TASK DESCRIPTION: Send back all the data below, exactly as given.

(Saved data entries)
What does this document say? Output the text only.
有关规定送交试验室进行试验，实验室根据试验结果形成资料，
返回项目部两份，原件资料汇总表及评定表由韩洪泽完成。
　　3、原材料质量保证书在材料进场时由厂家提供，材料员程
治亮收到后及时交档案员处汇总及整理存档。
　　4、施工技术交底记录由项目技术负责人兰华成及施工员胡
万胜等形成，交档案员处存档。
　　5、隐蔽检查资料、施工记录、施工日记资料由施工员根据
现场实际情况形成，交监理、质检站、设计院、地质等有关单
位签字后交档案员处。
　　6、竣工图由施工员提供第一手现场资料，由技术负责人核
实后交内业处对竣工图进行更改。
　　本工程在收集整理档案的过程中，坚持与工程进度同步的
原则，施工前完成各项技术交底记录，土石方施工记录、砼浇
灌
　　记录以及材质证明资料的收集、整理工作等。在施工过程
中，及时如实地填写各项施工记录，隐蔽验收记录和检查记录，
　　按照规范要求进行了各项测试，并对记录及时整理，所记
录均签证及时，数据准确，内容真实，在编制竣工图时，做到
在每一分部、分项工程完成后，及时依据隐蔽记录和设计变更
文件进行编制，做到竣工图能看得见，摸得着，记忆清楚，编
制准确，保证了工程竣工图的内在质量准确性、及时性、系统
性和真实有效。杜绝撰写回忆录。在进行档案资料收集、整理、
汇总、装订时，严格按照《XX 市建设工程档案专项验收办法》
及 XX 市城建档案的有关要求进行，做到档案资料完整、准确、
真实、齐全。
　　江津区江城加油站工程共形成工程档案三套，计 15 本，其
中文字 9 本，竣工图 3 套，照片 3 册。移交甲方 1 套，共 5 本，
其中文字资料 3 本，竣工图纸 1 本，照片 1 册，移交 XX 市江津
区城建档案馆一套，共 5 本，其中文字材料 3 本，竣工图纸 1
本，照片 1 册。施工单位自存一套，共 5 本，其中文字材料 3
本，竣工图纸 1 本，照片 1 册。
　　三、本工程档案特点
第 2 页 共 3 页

FINAL RESULT:
What does this document say? Output the text only.
有关规定送交试验室进行试验，实验室根据试验结果形成资料，
返回项目部两份，原件资料汇总表及评定表由韩洪泽完成。
　　3、原材料质量保证书在材料进场时由厂家提供，材料员程
治亮收到后及时交档案员处汇总及整理存档。
　　4、施工技术交底记录由项目技术负责人兰华成及施工员胡
万胜等形成，交档案员处存档。
　　5、隐蔽检查资料、施工记录、施工日记资料由施工员根据
现场实际情况形成，交监理、质检站、设计院、地质等有关单
位签字后交档案员处。
　　6、竣工图由施工员提供第一手现场资料，由技术负责人核
实后交内业处对竣工图进行更改。
　　本工程在收集整理档案的过程中，坚持与工程进度同步的
原则，施工前完成各项技术交底记录，土石方施工记录、砼浇
灌
　　记录以及材质证明资料的收集、整理工作等。在施工过程
中，及时如实地填写各项施工记录，隐蔽验收记录和检查记录，
　　按照规范要求进行了各项测试，并对记录及时整理，所记
录均签证及时，数据准确，内容真实，在编制竣工图时，做到
在每一分部、分项工程完成后，及时依据隐蔽记录和设计变更
文件进行编制，做到竣工图能看得见，摸得着，记忆清楚，编
制准确，保证了工程竣工图的内在质量准确性、及时性、系统
性和真实有效。杜绝撰写回忆录。在进行档案资料收集、整理、
汇总、装订时，严格按照《XX 市建设工程档案专项验收办法》
及 XX 市城建档案的有关要求进行，做到档案资料完整、准确、
真实、齐全。
　　江津区江城加油站工程共形成工程档案三套，计 15 本，其
中文字 9 本，竣工图 3 套，照片 3 册。移交甲方 1 套，共 5 本，
其中文字资料 3 本，竣工图纸 1 本，照片 1 册，移交 XX 市江津
区城建档案馆一套，共 5 本，其中文字材料 3 本，竣工图纸 1
本，照片 1 册。施工单位自存一套，共 5 本，其中文字材料 3
本，竣工图纸 1 本，照片 1 册。
　　三、本工程档案特点
第 2 页 共 3 页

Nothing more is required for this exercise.